Exercise :: Repeat every line of the data exactly, but not the pictures.

*** Task inputs

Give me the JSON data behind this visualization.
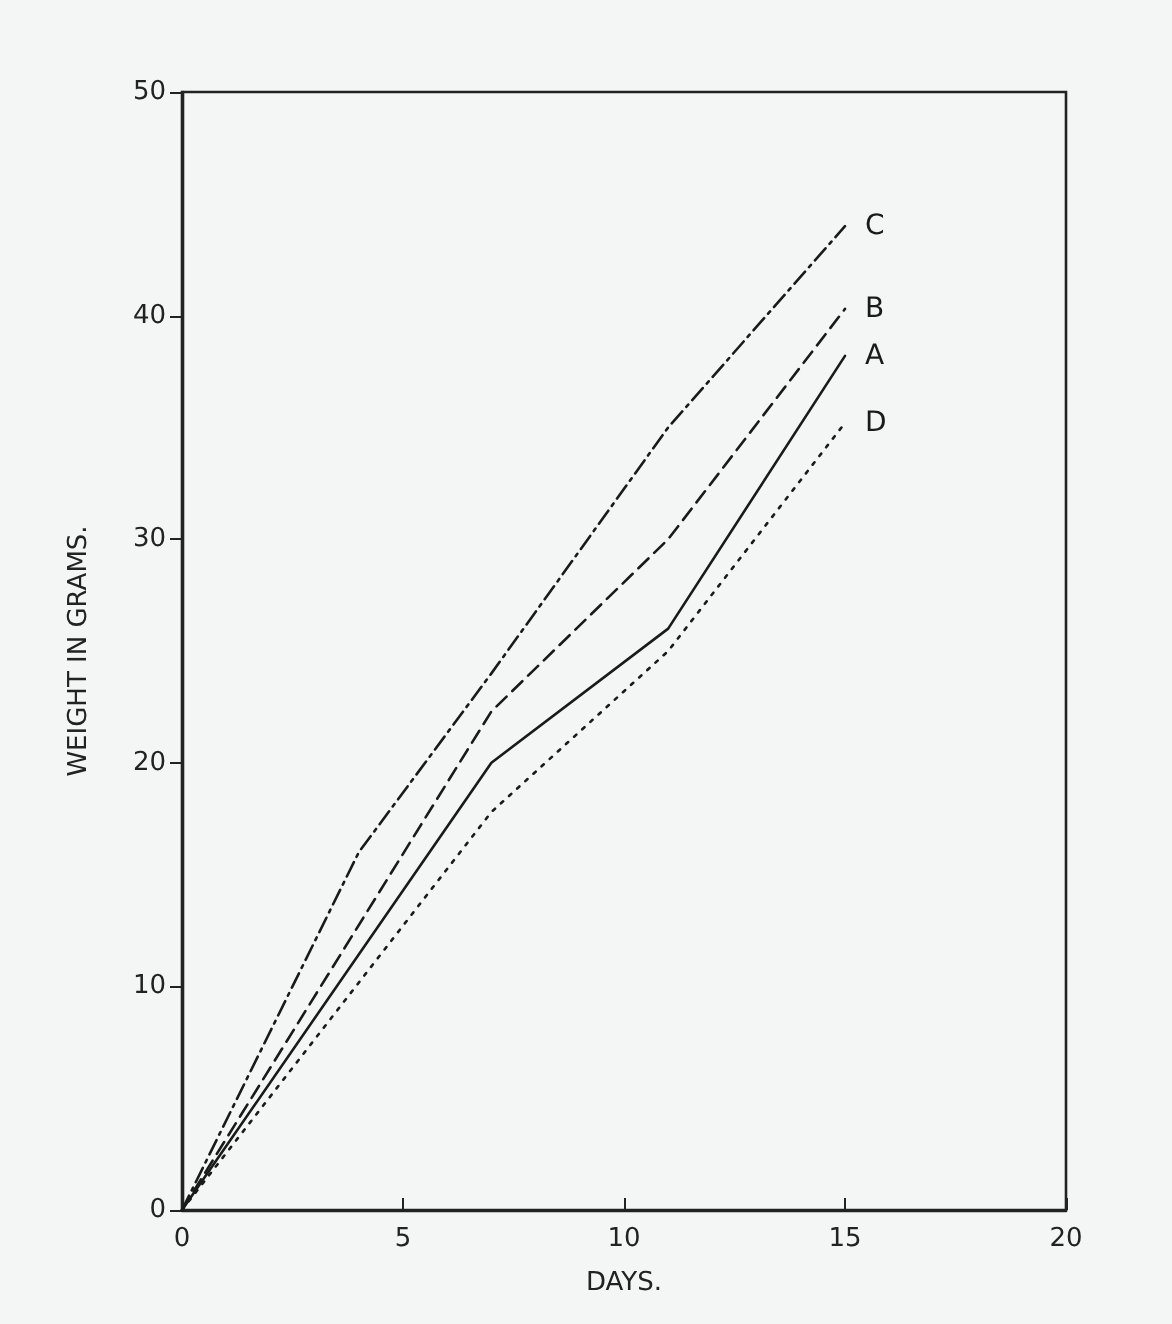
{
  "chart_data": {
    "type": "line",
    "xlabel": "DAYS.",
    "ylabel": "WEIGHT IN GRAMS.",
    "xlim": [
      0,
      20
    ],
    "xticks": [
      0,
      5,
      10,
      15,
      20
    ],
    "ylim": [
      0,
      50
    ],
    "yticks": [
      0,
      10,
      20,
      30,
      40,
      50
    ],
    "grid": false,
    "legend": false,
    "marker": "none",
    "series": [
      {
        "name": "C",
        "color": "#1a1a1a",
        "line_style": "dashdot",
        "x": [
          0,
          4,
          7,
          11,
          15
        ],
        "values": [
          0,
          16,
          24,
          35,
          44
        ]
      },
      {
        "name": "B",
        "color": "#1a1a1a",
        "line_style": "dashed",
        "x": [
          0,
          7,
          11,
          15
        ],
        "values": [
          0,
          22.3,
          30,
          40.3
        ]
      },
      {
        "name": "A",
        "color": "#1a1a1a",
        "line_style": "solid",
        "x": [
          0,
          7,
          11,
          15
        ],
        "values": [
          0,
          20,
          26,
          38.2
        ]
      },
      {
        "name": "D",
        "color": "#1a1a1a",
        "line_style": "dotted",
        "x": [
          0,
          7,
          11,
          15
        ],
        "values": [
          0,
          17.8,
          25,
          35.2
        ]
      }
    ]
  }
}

******

Exercise result ::
Give me the JSON data behind this visualization.
{
  "chart_data": {
    "type": "line",
    "xlabel": "DAYS.",
    "ylabel": "WEIGHT IN GRAMS.",
    "xlim": [
      0,
      20
    ],
    "xticks": [
      0,
      5,
      10,
      15,
      20
    ],
    "ylim": [
      0,
      50
    ],
    "yticks": [
      0,
      10,
      20,
      30,
      40,
      50
    ],
    "grid": false,
    "legend": false,
    "marker": "none",
    "series": [
      {
        "name": "C",
        "color": "#1a1a1a",
        "line_style": "dashdot",
        "x": [
          0,
          4,
          7,
          11,
          15
        ],
        "values": [
          0,
          16,
          24,
          35,
          44
        ]
      },
      {
        "name": "B",
        "color": "#1a1a1a",
        "line_style": "dashed",
        "x": [
          0,
          7,
          11,
          15
        ],
        "values": [
          0,
          22.3,
          30,
          40.3
        ]
      },
      {
        "name": "A",
        "color": "#1a1a1a",
        "line_style": "solid",
        "x": [
          0,
          7,
          11,
          15
        ],
        "values": [
          0,
          20,
          26,
          38.2
        ]
      },
      {
        "name": "D",
        "color": "#1a1a1a",
        "line_style": "dotted",
        "x": [
          0,
          7,
          11,
          15
        ],
        "values": [
          0,
          17.8,
          25,
          35.2
        ]
      }
    ]
  }
}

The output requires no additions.